>> begin Extracted data

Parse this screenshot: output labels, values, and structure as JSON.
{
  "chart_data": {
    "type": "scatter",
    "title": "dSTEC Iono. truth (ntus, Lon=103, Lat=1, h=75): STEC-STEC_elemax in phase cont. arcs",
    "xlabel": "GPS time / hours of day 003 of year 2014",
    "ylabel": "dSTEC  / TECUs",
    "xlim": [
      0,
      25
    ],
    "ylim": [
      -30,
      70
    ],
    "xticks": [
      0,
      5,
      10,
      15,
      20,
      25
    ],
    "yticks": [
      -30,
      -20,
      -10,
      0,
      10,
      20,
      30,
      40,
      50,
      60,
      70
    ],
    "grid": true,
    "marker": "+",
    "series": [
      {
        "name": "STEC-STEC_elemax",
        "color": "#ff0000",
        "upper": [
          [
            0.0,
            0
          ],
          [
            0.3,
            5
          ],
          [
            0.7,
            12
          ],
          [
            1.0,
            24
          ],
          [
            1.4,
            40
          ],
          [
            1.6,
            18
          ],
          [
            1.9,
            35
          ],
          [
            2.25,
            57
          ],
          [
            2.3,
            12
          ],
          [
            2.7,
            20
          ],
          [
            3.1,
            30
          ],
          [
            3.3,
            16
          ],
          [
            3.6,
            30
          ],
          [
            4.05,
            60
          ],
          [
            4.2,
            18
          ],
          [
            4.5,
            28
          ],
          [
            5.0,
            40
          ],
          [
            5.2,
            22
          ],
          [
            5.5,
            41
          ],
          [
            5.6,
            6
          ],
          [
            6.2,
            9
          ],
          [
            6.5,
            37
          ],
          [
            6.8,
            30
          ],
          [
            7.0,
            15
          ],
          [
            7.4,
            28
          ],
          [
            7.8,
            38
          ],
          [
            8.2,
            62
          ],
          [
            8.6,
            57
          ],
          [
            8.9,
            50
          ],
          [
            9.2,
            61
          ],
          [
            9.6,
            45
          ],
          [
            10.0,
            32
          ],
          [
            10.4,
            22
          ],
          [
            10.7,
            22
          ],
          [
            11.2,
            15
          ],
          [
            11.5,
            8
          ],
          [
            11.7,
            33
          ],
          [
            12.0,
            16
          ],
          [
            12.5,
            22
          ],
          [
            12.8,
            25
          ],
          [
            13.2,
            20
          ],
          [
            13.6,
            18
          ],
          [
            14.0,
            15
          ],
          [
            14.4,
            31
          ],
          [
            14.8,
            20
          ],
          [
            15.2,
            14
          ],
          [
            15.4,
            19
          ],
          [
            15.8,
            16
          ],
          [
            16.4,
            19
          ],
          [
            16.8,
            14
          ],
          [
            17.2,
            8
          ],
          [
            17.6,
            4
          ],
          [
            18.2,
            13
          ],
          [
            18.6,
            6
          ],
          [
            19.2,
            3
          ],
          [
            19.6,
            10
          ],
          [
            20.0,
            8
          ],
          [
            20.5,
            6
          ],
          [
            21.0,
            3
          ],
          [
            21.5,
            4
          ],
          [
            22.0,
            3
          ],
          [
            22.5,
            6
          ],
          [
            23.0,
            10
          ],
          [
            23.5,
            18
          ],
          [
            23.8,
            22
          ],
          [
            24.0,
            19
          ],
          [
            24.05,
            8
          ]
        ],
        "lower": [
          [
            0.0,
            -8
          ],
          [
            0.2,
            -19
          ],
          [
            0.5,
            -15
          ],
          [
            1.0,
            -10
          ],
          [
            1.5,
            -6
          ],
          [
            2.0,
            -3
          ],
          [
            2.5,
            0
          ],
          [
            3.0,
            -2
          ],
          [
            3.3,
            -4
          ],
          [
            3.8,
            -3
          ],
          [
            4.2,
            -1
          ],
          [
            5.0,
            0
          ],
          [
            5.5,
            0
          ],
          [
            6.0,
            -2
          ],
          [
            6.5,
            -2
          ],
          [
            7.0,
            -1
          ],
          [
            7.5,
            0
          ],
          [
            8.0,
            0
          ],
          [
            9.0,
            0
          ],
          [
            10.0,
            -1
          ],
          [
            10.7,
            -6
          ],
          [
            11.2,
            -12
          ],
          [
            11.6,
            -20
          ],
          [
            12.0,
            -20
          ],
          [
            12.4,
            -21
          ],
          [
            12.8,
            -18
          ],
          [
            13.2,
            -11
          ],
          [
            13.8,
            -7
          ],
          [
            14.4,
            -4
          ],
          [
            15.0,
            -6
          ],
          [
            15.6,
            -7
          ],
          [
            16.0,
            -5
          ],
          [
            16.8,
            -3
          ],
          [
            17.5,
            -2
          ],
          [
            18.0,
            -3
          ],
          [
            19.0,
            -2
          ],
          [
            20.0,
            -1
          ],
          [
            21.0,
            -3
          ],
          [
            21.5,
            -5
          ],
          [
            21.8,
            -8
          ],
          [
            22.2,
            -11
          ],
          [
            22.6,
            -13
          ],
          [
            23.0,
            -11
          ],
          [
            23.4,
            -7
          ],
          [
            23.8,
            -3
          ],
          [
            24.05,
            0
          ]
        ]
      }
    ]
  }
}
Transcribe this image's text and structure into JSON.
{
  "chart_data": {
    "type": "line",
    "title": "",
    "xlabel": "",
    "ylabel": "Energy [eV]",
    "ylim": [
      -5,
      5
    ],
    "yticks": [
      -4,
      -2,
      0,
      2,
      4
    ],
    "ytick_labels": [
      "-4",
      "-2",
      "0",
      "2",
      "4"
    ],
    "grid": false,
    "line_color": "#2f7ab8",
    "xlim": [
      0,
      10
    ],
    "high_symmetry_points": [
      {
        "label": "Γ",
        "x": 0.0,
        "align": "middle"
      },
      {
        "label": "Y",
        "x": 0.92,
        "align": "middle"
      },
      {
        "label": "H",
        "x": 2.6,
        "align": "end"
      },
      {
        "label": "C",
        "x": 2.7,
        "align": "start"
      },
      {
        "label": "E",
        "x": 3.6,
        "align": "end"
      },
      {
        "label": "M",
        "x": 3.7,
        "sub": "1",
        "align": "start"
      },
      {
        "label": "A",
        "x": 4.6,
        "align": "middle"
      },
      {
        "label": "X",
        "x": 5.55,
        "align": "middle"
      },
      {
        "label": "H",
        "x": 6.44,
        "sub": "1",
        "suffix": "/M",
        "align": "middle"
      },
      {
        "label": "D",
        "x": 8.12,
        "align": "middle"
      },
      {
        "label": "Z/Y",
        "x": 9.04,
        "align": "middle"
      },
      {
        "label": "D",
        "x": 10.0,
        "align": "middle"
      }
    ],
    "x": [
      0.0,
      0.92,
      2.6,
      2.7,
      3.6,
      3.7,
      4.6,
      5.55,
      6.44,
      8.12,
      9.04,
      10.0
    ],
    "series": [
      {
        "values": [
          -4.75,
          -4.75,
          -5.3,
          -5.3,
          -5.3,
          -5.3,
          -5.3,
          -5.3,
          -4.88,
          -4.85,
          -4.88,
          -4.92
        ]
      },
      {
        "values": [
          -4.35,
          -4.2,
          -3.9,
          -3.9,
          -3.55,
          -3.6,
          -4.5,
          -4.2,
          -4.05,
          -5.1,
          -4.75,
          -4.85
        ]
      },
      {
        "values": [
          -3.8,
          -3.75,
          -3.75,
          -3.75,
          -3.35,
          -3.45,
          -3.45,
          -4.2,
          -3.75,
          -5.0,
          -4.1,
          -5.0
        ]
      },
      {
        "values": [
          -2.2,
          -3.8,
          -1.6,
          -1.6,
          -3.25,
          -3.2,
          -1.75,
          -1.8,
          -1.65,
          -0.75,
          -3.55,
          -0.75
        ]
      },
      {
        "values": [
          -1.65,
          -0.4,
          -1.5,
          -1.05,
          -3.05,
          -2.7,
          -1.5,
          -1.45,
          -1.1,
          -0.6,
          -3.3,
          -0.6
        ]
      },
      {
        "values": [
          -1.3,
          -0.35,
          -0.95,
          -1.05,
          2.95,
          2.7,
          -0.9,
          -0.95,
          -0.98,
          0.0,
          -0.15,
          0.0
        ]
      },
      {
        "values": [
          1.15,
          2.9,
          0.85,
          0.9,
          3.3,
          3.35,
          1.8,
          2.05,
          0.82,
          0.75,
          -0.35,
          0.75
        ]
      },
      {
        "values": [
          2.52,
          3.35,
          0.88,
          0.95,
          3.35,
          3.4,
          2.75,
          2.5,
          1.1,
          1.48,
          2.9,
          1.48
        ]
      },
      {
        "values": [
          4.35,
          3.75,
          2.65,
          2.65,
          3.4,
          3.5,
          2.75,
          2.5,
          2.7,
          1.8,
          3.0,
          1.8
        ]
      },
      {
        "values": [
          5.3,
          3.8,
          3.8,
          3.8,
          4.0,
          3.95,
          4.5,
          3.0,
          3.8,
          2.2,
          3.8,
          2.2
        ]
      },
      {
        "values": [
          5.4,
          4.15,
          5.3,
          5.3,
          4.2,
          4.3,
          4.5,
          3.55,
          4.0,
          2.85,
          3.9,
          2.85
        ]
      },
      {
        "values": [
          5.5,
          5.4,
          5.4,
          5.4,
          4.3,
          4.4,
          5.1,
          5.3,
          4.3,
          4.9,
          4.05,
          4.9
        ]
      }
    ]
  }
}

>> end Extracted data

In the records above, locate every line with the string "title" and copy it.

    "title": "dSTEC Iono. truth (ntus, Lon=103, Lat=1, h=75): STEC-STEC_elemax in phase cont. arcs",
    "title": "",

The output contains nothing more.